▸ **EXERCISE TASK**:
Gather, from the listing beneath this task, every line holding the string "тоже".

--- RECORDS SUPPLIED ---

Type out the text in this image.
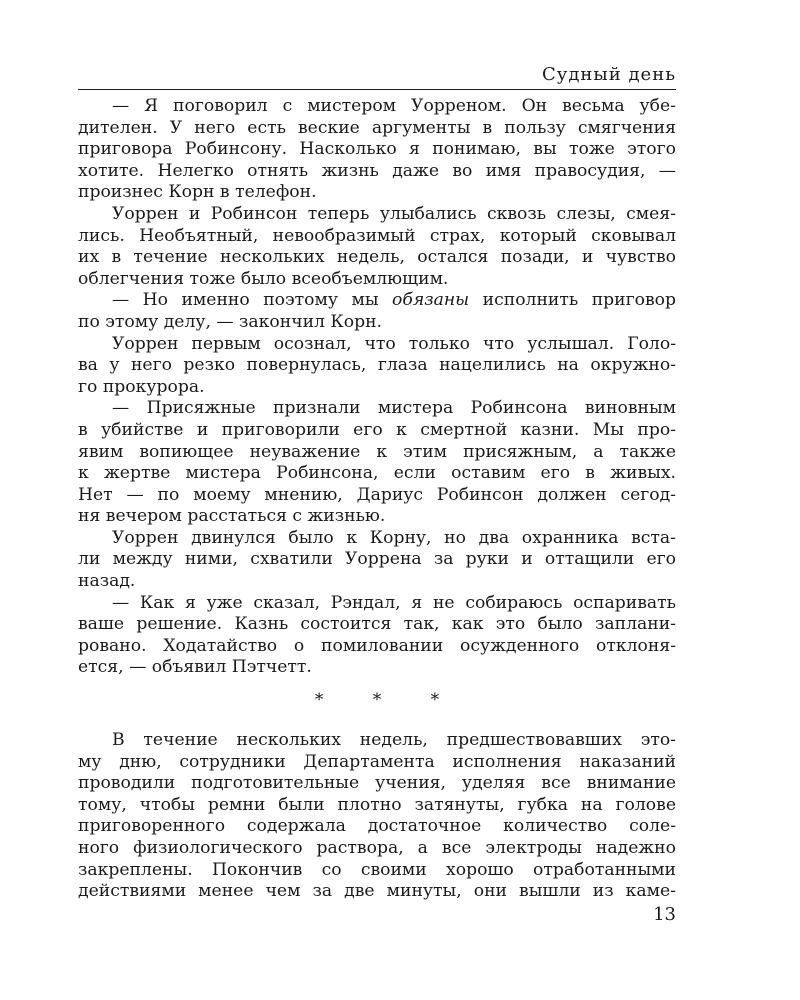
Судный день
— Я поговорил с мистером Уорреном. Он весьма убе-
дителен. У него есть веские аргументы в пользу смягчения
приговора Робинсону. Насколько я понимаю, вы тоже этого
хотите. Нелегко отнять жизнь даже во имя правосудия, —
произнес Корн в телефон.
Уоррен и Робинсон теперь улыбались сквозь слезы, смея-
лись. Необъятный, невообразимый страх, который сковывал
их в течение нескольких недель, остался позади, и чувство
облегчения тоже было всеобъемлющим.
— Но именно поэтому мы обязаны исполнить приговор
по этому делу, — закончил Корн.
Уоррен первым осознал, что только что услышал. Голо-
ва у него резко повернулась, глаза нацелились на окружно-
го прокурора.
— Присяжные признали мистера Робинсона виновным
в убийстве и приговорили его к смертной казни. Мы про-
явим вопиющее неуважение к этим присяжным, а также
к жертве мистера Робинсона, если оставим его в живых.
Нет — по моему мнению, Дариус Робинсон должен сегод-
ня вечером расстаться с жизнью.
Уоррен двинулся было к Корну, но два охранника вста-
ли между ними, схватили Уоррена за руки и оттащили его
назад.
— Как я уже сказал, Рэндал, я не собираюсь оспаривать
ваше решение. Казнь состоится так, как это было заплани-
ровано. Ходатайство о помиловании осужденного отклоня-
ется, — объявил Пэтчетт.
* * *
В течение нескольких недель, предшествовавших это-
му дню, сотрудники Департамента исполнения наказаний
проводили подготовительные учения, уделяя все внимание
тому, чтобы ремни были плотно затянуты, губка на голове
приговоренного содержала достаточное количество соле-
ного физиологического раствора, а все электроды надежно
закреплены. Покончив со своими хорошо отработанными
действиями менее чем за две минуты, они вышли из каме-
13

---

▸ **RESPONSE**:
приговора Робинсону. Насколько я понимаю, вы тоже этого
облегчения тоже было всеобъемлющим.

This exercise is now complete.